## Aim of the task
Reproduce the entries word for word, and omit any picture you find in them.
---------- Recorded information ----------
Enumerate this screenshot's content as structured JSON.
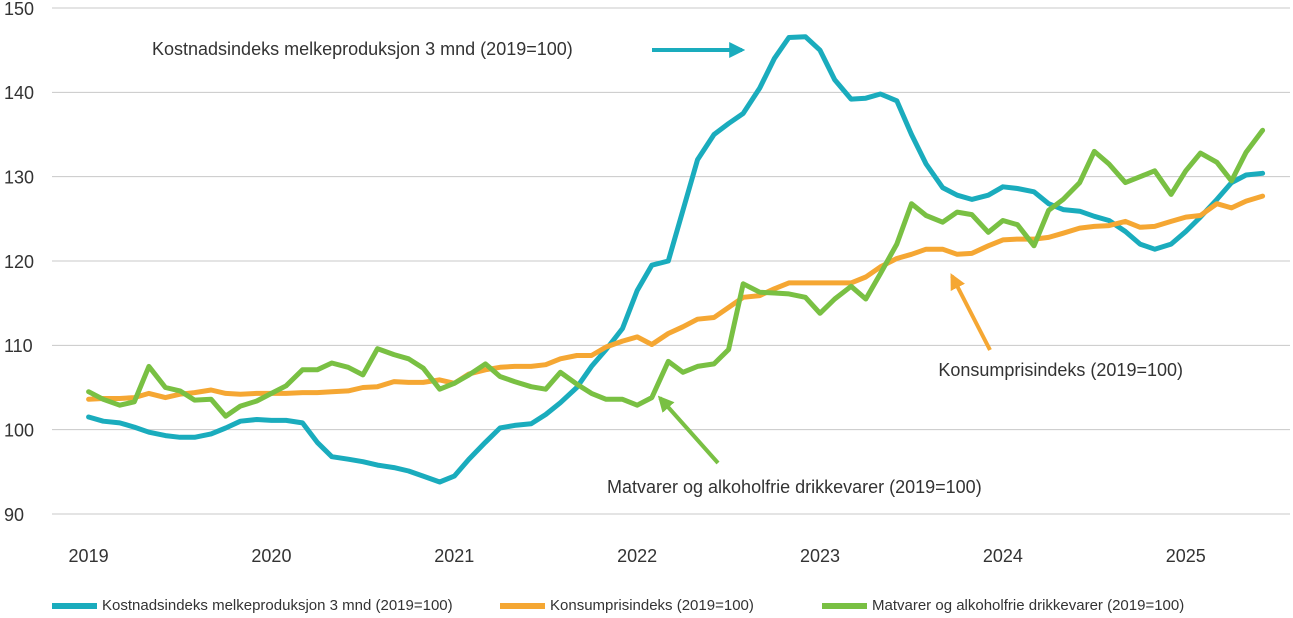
{
  "chart_data": {
    "type": "line",
    "x": [
      2019,
      2019.08,
      2019.17,
      2019.25,
      2019.33,
      2019.42,
      2019.5,
      2019.58,
      2019.67,
      2019.75,
      2019.83,
      2019.92,
      2020,
      2020.08,
      2020.17,
      2020.25,
      2020.33,
      2020.42,
      2020.5,
      2020.58,
      2020.67,
      2020.75,
      2020.83,
      2020.92,
      2021,
      2021.08,
      2021.17,
      2021.25,
      2021.33,
      2021.42,
      2021.5,
      2021.58,
      2021.67,
      2021.75,
      2021.83,
      2021.92,
      2022,
      2022.08,
      2022.17,
      2022.25,
      2022.33,
      2022.42,
      2022.5,
      2022.58,
      2022.67,
      2022.75,
      2022.83,
      2022.92,
      2023,
      2023.08,
      2023.17,
      2023.25,
      2023.33,
      2023.42,
      2023.5,
      2023.58,
      2023.67,
      2023.75,
      2023.83,
      2023.92,
      2024,
      2024.08,
      2024.17,
      2024.25,
      2024.33,
      2024.42,
      2024.5,
      2024.58,
      2024.67,
      2024.75,
      2024.83,
      2024.92,
      2025,
      2025.08,
      2025.17,
      2025.25,
      2025.33,
      2025.42
    ],
    "series": [
      {
        "name": "Kostnadsindeks melkeproduksjon 3 mnd (2019=100)",
        "color": "#1aacbd",
        "values": [
          101.5,
          101,
          100.8,
          100.3,
          99.7,
          99.3,
          99.1,
          99.1,
          99.5,
          100.2,
          101,
          101.2,
          101.1,
          101.1,
          100.8,
          98.5,
          96.8,
          96.5,
          96.2,
          95.8,
          95.5,
          95.1,
          94.5,
          93.8,
          94.5,
          96.5,
          98.5,
          100.2,
          100.5,
          100.7,
          101.8,
          103.2,
          105,
          107.5,
          109.5,
          112,
          116.5,
          119.5,
          120,
          126,
          132,
          135,
          136.3,
          137.5,
          140.5,
          144,
          146.5,
          146.6,
          145,
          141.5,
          139.2,
          139.3,
          139.8,
          139,
          135,
          131.5,
          128.7,
          127.8,
          127.3,
          127.8,
          128.8,
          128.6,
          128.2,
          126.8,
          126.1,
          125.9,
          125.3,
          124.8,
          123.5,
          122,
          121.4,
          122,
          123.5,
          125.2,
          127.3,
          129.3,
          130.2,
          130.4
        ]
      },
      {
        "name": "Konsumprisindeks (2019=100)",
        "color": "#f5a733",
        "values": [
          103.6,
          103.7,
          103.7,
          103.8,
          104.3,
          103.8,
          104.2,
          104.4,
          104.7,
          104.3,
          104.2,
          104.3,
          104.3,
          104.3,
          104.4,
          104.4,
          104.5,
          104.6,
          105,
          105.1,
          105.7,
          105.6,
          105.6,
          105.9,
          105.5,
          106.6,
          107.1,
          107.4,
          107.5,
          107.5,
          107.7,
          108.4,
          108.8,
          108.8,
          109.8,
          110.5,
          111,
          110.1,
          111.4,
          112.2,
          113.1,
          113.3,
          114.5,
          115.7,
          115.9,
          116.7,
          117.4,
          117.4,
          117.4,
          117.4,
          117.4,
          118.1,
          119.3,
          120.3,
          120.8,
          121.4,
          121.4,
          120.8,
          120.9,
          121.8,
          122.5,
          122.6,
          122.6,
          122.8,
          123.3,
          123.9,
          124.1,
          124.2,
          124.7,
          124,
          124.1,
          124.7,
          125.2,
          125.4,
          126.8,
          126.3,
          127.1,
          127.7
        ]
      },
      {
        "name": "Matvarer og alkoholfrie drikkevarer (2019=100)",
        "color": "#79c043",
        "values": [
          104.5,
          103.6,
          102.9,
          103.3,
          107.5,
          105,
          104.6,
          103.5,
          103.6,
          101.6,
          102.8,
          103.4,
          104.3,
          105.2,
          107.1,
          107.1,
          107.9,
          107.4,
          106.5,
          109.6,
          108.9,
          108.4,
          107.3,
          104.8,
          105.5,
          106.5,
          107.8,
          106.3,
          105.7,
          105.1,
          104.8,
          106.8,
          105.4,
          104.3,
          103.6,
          103.6,
          102.9,
          103.8,
          108.1,
          106.8,
          107.5,
          107.8,
          109.5,
          117.3,
          116.3,
          116.2,
          116.1,
          115.7,
          113.8,
          115.5,
          117,
          115.5,
          118.5,
          122,
          126.8,
          125.4,
          124.6,
          125.8,
          125.5,
          123.4,
          124.8,
          124.3,
          121.8,
          126,
          127.3,
          129.3,
          133,
          131.5,
          129.3,
          130,
          130.7,
          127.9,
          130.7,
          132.8,
          131.7,
          129.5,
          132.9,
          135.5
        ]
      }
    ],
    "xlim": [
      2018.8,
      2025.57
    ],
    "xticks": [
      2019,
      2020,
      2021,
      2022,
      2023,
      2024,
      2025
    ],
    "ylim": [
      90,
      150
    ],
    "yticks": [
      90,
      100,
      110,
      120,
      130,
      140,
      150
    ],
    "grid": true,
    "legend": "bottom",
    "annotations": [
      "Kostnadsindeks melkeproduksjon 3 mnd (2019=100)",
      "Konsumprisindeks (2019=100)",
      "Matvarer og alkoholfrie drikkevarer (2019=100)"
    ]
  }
}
----------
## Full answer
Enumerate this screenshot's content as structured JSON.
{
  "chart_data": {
    "type": "line",
    "x": [
      2019,
      2019.08,
      2019.17,
      2019.25,
      2019.33,
      2019.42,
      2019.5,
      2019.58,
      2019.67,
      2019.75,
      2019.83,
      2019.92,
      2020,
      2020.08,
      2020.17,
      2020.25,
      2020.33,
      2020.42,
      2020.5,
      2020.58,
      2020.67,
      2020.75,
      2020.83,
      2020.92,
      2021,
      2021.08,
      2021.17,
      2021.25,
      2021.33,
      2021.42,
      2021.5,
      2021.58,
      2021.67,
      2021.75,
      2021.83,
      2021.92,
      2022,
      2022.08,
      2022.17,
      2022.25,
      2022.33,
      2022.42,
      2022.5,
      2022.58,
      2022.67,
      2022.75,
      2022.83,
      2022.92,
      2023,
      2023.08,
      2023.17,
      2023.25,
      2023.33,
      2023.42,
      2023.5,
      2023.58,
      2023.67,
      2023.75,
      2023.83,
      2023.92,
      2024,
      2024.08,
      2024.17,
      2024.25,
      2024.33,
      2024.42,
      2024.5,
      2024.58,
      2024.67,
      2024.75,
      2024.83,
      2024.92,
      2025,
      2025.08,
      2025.17,
      2025.25,
      2025.33,
      2025.42
    ],
    "series": [
      {
        "name": "Kostnadsindeks melkeproduksjon 3 mnd (2019=100)",
        "color": "#1aacbd",
        "values": [
          101.5,
          101,
          100.8,
          100.3,
          99.7,
          99.3,
          99.1,
          99.1,
          99.5,
          100.2,
          101,
          101.2,
          101.1,
          101.1,
          100.8,
          98.5,
          96.8,
          96.5,
          96.2,
          95.8,
          95.5,
          95.1,
          94.5,
          93.8,
          94.5,
          96.5,
          98.5,
          100.2,
          100.5,
          100.7,
          101.8,
          103.2,
          105,
          107.5,
          109.5,
          112,
          116.5,
          119.5,
          120,
          126,
          132,
          135,
          136.3,
          137.5,
          140.5,
          144,
          146.5,
          146.6,
          145,
          141.5,
          139.2,
          139.3,
          139.8,
          139,
          135,
          131.5,
          128.7,
          127.8,
          127.3,
          127.8,
          128.8,
          128.6,
          128.2,
          126.8,
          126.1,
          125.9,
          125.3,
          124.8,
          123.5,
          122,
          121.4,
          122,
          123.5,
          125.2,
          127.3,
          129.3,
          130.2,
          130.4
        ]
      },
      {
        "name": "Konsumprisindeks (2019=100)",
        "color": "#f5a733",
        "values": [
          103.6,
          103.7,
          103.7,
          103.8,
          104.3,
          103.8,
          104.2,
          104.4,
          104.7,
          104.3,
          104.2,
          104.3,
          104.3,
          104.3,
          104.4,
          104.4,
          104.5,
          104.6,
          105,
          105.1,
          105.7,
          105.6,
          105.6,
          105.9,
          105.5,
          106.6,
          107.1,
          107.4,
          107.5,
          107.5,
          107.7,
          108.4,
          108.8,
          108.8,
          109.8,
          110.5,
          111,
          110.1,
          111.4,
          112.2,
          113.1,
          113.3,
          114.5,
          115.7,
          115.9,
          116.7,
          117.4,
          117.4,
          117.4,
          117.4,
          117.4,
          118.1,
          119.3,
          120.3,
          120.8,
          121.4,
          121.4,
          120.8,
          120.9,
          121.8,
          122.5,
          122.6,
          122.6,
          122.8,
          123.3,
          123.9,
          124.1,
          124.2,
          124.7,
          124,
          124.1,
          124.7,
          125.2,
          125.4,
          126.8,
          126.3,
          127.1,
          127.7
        ]
      },
      {
        "name": "Matvarer og alkoholfrie drikkevarer (2019=100)",
        "color": "#79c043",
        "values": [
          104.5,
          103.6,
          102.9,
          103.3,
          107.5,
          105,
          104.6,
          103.5,
          103.6,
          101.6,
          102.8,
          103.4,
          104.3,
          105.2,
          107.1,
          107.1,
          107.9,
          107.4,
          106.5,
          109.6,
          108.9,
          108.4,
          107.3,
          104.8,
          105.5,
          106.5,
          107.8,
          106.3,
          105.7,
          105.1,
          104.8,
          106.8,
          105.4,
          104.3,
          103.6,
          103.6,
          102.9,
          103.8,
          108.1,
          106.8,
          107.5,
          107.8,
          109.5,
          117.3,
          116.3,
          116.2,
          116.1,
          115.7,
          113.8,
          115.5,
          117,
          115.5,
          118.5,
          122,
          126.8,
          125.4,
          124.6,
          125.8,
          125.5,
          123.4,
          124.8,
          124.3,
          121.8,
          126,
          127.3,
          129.3,
          133,
          131.5,
          129.3,
          130,
          130.7,
          127.9,
          130.7,
          132.8,
          131.7,
          129.5,
          132.9,
          135.5
        ]
      }
    ],
    "xlim": [
      2018.8,
      2025.57
    ],
    "xticks": [
      2019,
      2020,
      2021,
      2022,
      2023,
      2024,
      2025
    ],
    "ylim": [
      90,
      150
    ],
    "yticks": [
      90,
      100,
      110,
      120,
      130,
      140,
      150
    ],
    "grid": true,
    "legend": "bottom",
    "annotations": [
      "Kostnadsindeks melkeproduksjon 3 mnd (2019=100)",
      "Konsumprisindeks (2019=100)",
      "Matvarer og alkoholfrie drikkevarer (2019=100)"
    ]
  }
}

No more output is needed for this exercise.